Your task is to repeat the entries underneath exactly, minus the pictures.

+++ EXTRACTED RECORDS

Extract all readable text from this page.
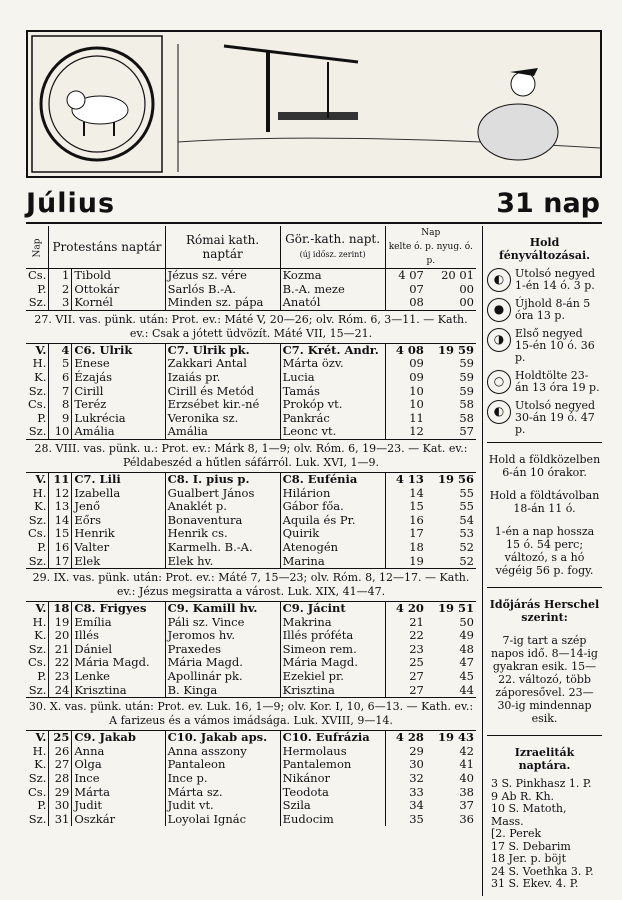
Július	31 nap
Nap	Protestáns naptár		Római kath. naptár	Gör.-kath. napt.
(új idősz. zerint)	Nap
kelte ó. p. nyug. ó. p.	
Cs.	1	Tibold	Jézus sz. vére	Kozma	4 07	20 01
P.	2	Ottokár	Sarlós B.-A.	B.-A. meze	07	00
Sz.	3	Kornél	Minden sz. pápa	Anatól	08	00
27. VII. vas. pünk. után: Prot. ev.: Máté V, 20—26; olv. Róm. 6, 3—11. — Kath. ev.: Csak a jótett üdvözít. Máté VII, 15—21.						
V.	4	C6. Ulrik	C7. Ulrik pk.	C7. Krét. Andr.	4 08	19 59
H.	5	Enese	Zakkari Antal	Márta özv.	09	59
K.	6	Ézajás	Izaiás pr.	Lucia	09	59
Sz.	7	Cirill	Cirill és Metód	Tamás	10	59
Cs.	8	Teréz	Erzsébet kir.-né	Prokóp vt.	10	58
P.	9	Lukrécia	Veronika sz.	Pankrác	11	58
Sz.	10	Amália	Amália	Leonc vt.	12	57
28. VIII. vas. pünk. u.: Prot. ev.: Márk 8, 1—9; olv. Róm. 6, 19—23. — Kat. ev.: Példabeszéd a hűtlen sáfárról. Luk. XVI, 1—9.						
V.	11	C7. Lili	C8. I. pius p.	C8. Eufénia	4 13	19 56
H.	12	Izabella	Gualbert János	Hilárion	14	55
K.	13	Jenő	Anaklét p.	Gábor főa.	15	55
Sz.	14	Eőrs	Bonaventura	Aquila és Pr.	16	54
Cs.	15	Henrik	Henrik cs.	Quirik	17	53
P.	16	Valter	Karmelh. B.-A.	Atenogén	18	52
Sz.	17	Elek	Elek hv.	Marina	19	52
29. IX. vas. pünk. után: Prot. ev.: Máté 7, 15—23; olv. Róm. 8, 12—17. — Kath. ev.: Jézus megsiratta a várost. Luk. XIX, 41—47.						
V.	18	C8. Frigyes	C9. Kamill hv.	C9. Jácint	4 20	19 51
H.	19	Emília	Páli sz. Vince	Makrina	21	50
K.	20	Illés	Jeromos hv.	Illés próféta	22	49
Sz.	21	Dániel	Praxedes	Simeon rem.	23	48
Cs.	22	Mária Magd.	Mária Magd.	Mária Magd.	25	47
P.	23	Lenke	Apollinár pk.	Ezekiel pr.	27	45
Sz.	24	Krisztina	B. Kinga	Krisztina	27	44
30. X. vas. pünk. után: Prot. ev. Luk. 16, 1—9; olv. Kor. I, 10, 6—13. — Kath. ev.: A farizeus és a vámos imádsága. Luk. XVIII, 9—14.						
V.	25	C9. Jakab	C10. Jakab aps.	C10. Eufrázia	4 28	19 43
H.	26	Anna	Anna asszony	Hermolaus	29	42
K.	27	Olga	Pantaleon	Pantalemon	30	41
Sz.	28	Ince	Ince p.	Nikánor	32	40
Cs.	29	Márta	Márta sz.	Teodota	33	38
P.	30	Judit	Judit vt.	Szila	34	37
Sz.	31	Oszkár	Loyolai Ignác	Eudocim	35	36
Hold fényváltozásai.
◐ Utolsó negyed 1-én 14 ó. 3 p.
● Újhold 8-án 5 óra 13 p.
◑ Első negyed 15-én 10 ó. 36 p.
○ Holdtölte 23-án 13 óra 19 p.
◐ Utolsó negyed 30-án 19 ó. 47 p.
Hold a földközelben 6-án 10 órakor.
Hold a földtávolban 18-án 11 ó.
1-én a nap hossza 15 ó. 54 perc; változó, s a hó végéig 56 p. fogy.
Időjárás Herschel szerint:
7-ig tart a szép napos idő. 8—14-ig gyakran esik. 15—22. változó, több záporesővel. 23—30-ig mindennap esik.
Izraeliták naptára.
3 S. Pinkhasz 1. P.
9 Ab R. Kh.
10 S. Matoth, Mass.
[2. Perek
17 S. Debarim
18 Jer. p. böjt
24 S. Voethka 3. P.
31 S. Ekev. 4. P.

++++++

■ THE COMPLETED TASK
Extract all readable text from this page.
Július	31 nap
Nap	Protestáns naptár		Római kath. naptár	Gör.-kath. napt.
(új idősz. zerint)	Nap
kelte ó. p. nyug. ó. p.	
Cs.	1	Tibold	Jézus sz. vére	Kozma	4 07	20 01
P.	2	Ottokár	Sarlós B.-A.	B.-A. meze	07	00
Sz.	3	Kornél	Minden sz. pápa	Anatól	08	00
27. VII. vas. pünk. után: Prot. ev.: Máté V, 20—26; olv. Róm. 6, 3—11. — Kath. ev.: Csak a jótett üdvözít. Máté VII, 15—21.						
V.	4	C6. Ulrik	C7. Ulrik pk.	C7. Krét. Andr.	4 08	19 59
H.	5	Enese	Zakkari Antal	Márta özv.	09	59
K.	6	Ézajás	Izaiás pr.	Lucia	09	59
Sz.	7	Cirill	Cirill és Metód	Tamás	10	59
Cs.	8	Teréz	Erzsébet kir.-né	Prokóp vt.	10	58
P.	9	Lukrécia	Veronika sz.	Pankrác	11	58
Sz.	10	Amália	Amália	Leonc vt.	12	57
28. VIII. vas. pünk. u.: Prot. ev.: Márk 8, 1—9; olv. Róm. 6, 19—23. — Kat. ev.: Példabeszéd a hűtlen sáfárról. Luk. XVI, 1—9.						
V.	11	C7. Lili	C8. I. pius p.	C8. Eufénia	4 13	19 56
H.	12	Izabella	Gualbert János	Hilárion	14	55
K.	13	Jenő	Anaklét p.	Gábor főa.	15	55
Sz.	14	Eőrs	Bonaventura	Aquila és Pr.	16	54
Cs.	15	Henrik	Henrik cs.	Quirik	17	53
P.	16	Valter	Karmelh. B.-A.	Atenogén	18	52
Sz.	17	Elek	Elek hv.	Marina	19	52
29. IX. vas. pünk. után: Prot. ev.: Máté 7, 15—23; olv. Róm. 8, 12—17. — Kath. ev.: Jézus megsiratta a várost. Luk. XIX, 41—47.						
V.	18	C8. Frigyes	C9. Kamill hv.	C9. Jácint	4 20	19 51
H.	19	Emília	Páli sz. Vince	Makrina	21	50
K.	20	Illés	Jeromos hv.	Illés próféta	22	49
Sz.	21	Dániel	Praxedes	Simeon rem.	23	48
Cs.	22	Mária Magd.	Mária Magd.	Mária Magd.	25	47
P.	23	Lenke	Apollinár pk.	Ezekiel pr.	27	45
Sz.	24	Krisztina	B. Kinga	Krisztina	27	44
30. X. vas. pünk. után: Prot. ev. Luk. 16, 1—9; olv. Kor. I, 10, 6—13. — Kath. ev.: A farizeus és a vámos imádsága. Luk. XVIII, 9—14.						
V.	25	C9. Jakab	C10. Jakab aps.	C10. Eufrázia	4 28	19 43
H.	26	Anna	Anna asszony	Hermolaus	29	42
K.	27	Olga	Pantaleon	Pantalemon	30	41
Sz.	28	Ince	Ince p.	Nikánor	32	40
Cs.	29	Márta	Márta sz.	Teodota	33	38
P.	30	Judit	Judit vt.	Szila	34	37
Sz.	31	Oszkár	Loyolai Ignác	Eudocim	35	36
Hold fényváltozásai.
◐ Utolsó negyed 1-én 14 ó. 3 p.
● Újhold 8-án 5 óra 13 p.
◑ Első negyed 15-én 10 ó. 36 p.
○ Holdtölte 23-án 13 óra 19 p.
◐ Utolsó negyed 30-án 19 ó. 47 p.
Hold a földközelben 6-án 10 órakor.
Hold a földtávolban 18-án 11 ó.
1-én a nap hossza 15 ó. 54 perc; változó, s a hó végéig 56 p. fogy.
Időjárás Herschel szerint:
7-ig tart a szép napos idő. 8—14-ig gyakran esik. 15—22. változó, több záporesővel. 23—30-ig mindennap esik.
Izraeliták naptára.
3 S. Pinkhasz 1. P.
9 Ab R. Kh.
10 S. Matoth, Mass.
[2. Perek
17 S. Debarim
18 Jer. p. böjt
24 S. Voethka 3. P.
31 S. Ekev. 4. P.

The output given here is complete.